**What needs to be done**: Scan the entries for the word "that", and copy every line where it appears.
:::
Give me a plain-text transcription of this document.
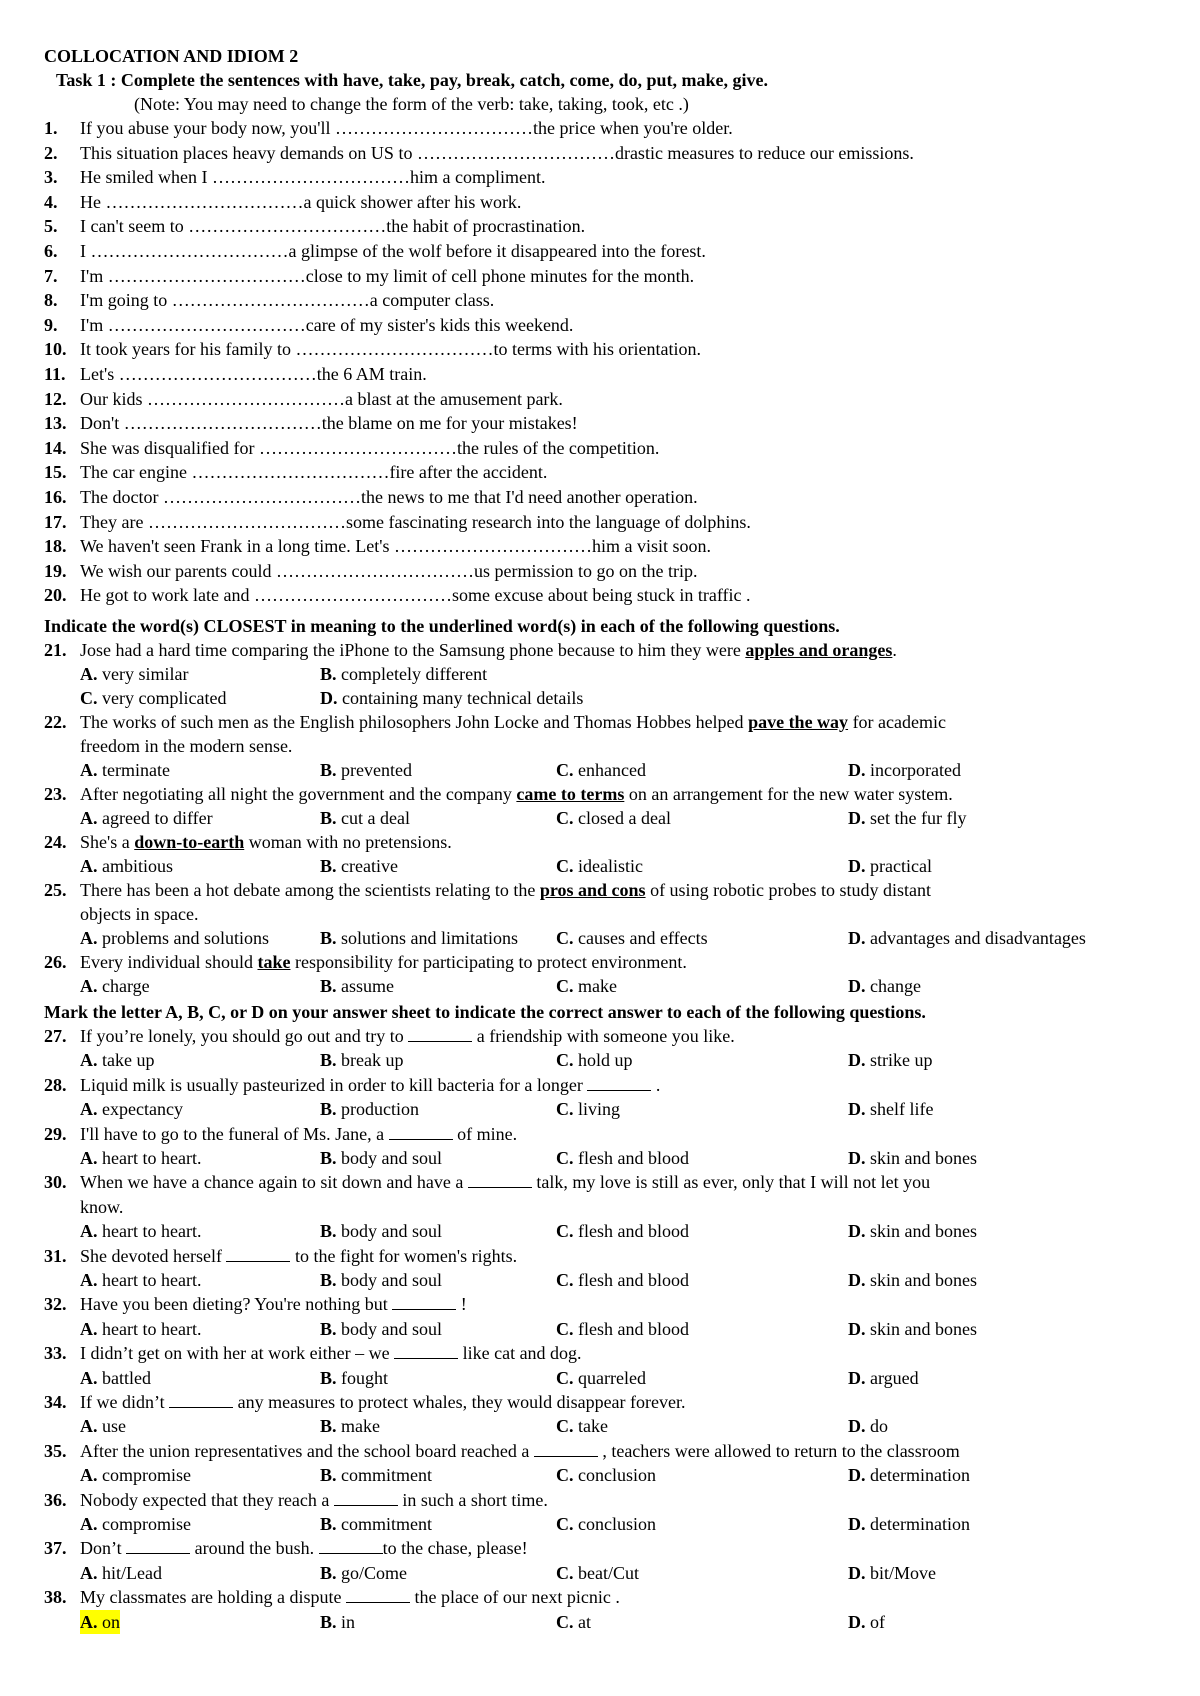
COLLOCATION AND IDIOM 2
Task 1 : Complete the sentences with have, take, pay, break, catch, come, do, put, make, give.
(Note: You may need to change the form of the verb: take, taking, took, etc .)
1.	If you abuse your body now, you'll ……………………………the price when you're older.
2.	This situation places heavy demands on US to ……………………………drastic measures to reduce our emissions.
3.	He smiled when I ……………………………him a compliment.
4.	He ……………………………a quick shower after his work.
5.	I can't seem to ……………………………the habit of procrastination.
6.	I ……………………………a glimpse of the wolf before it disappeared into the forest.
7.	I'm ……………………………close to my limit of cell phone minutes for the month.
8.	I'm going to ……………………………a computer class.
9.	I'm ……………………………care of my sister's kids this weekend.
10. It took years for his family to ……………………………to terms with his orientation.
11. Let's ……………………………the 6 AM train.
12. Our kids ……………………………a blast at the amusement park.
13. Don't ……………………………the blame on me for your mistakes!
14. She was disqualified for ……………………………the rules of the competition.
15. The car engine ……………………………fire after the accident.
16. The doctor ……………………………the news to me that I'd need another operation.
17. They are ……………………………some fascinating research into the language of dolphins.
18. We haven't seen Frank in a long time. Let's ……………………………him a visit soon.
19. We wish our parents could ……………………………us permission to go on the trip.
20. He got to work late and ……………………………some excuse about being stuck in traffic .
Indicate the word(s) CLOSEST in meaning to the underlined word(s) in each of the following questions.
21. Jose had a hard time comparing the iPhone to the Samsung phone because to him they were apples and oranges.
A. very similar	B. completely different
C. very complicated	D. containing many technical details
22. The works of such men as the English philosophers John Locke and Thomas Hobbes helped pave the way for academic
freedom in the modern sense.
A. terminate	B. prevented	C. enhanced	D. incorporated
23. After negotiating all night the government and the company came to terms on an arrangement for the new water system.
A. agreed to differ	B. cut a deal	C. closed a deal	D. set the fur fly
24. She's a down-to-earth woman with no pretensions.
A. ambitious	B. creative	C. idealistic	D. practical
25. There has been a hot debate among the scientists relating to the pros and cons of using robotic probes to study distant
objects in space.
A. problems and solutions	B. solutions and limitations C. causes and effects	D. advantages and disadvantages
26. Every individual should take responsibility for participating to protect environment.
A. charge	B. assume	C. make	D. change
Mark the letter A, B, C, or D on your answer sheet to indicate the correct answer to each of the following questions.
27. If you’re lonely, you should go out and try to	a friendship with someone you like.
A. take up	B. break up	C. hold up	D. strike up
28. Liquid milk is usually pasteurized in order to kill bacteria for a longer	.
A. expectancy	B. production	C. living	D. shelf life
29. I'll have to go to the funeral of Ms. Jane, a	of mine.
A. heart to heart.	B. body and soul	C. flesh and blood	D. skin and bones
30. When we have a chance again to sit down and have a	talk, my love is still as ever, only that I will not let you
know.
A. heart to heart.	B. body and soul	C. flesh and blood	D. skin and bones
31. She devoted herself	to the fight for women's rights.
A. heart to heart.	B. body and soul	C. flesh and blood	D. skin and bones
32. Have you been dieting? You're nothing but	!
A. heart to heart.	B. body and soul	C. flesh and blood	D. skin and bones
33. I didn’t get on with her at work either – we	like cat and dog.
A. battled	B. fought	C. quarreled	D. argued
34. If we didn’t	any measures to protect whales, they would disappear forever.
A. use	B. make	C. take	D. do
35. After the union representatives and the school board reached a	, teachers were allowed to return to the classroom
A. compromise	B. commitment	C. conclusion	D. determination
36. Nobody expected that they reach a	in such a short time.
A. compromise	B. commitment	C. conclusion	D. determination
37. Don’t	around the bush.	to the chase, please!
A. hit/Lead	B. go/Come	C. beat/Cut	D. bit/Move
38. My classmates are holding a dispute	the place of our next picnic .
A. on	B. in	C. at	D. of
:::
**Written answer**:
16. The doctor ……………………………the news to me that I'd need another operation.
30. When we have a chance again to sit down and have a	talk, my love is still as ever, only that I will not let you
36. Nobody expected that they reach a	in such a short time.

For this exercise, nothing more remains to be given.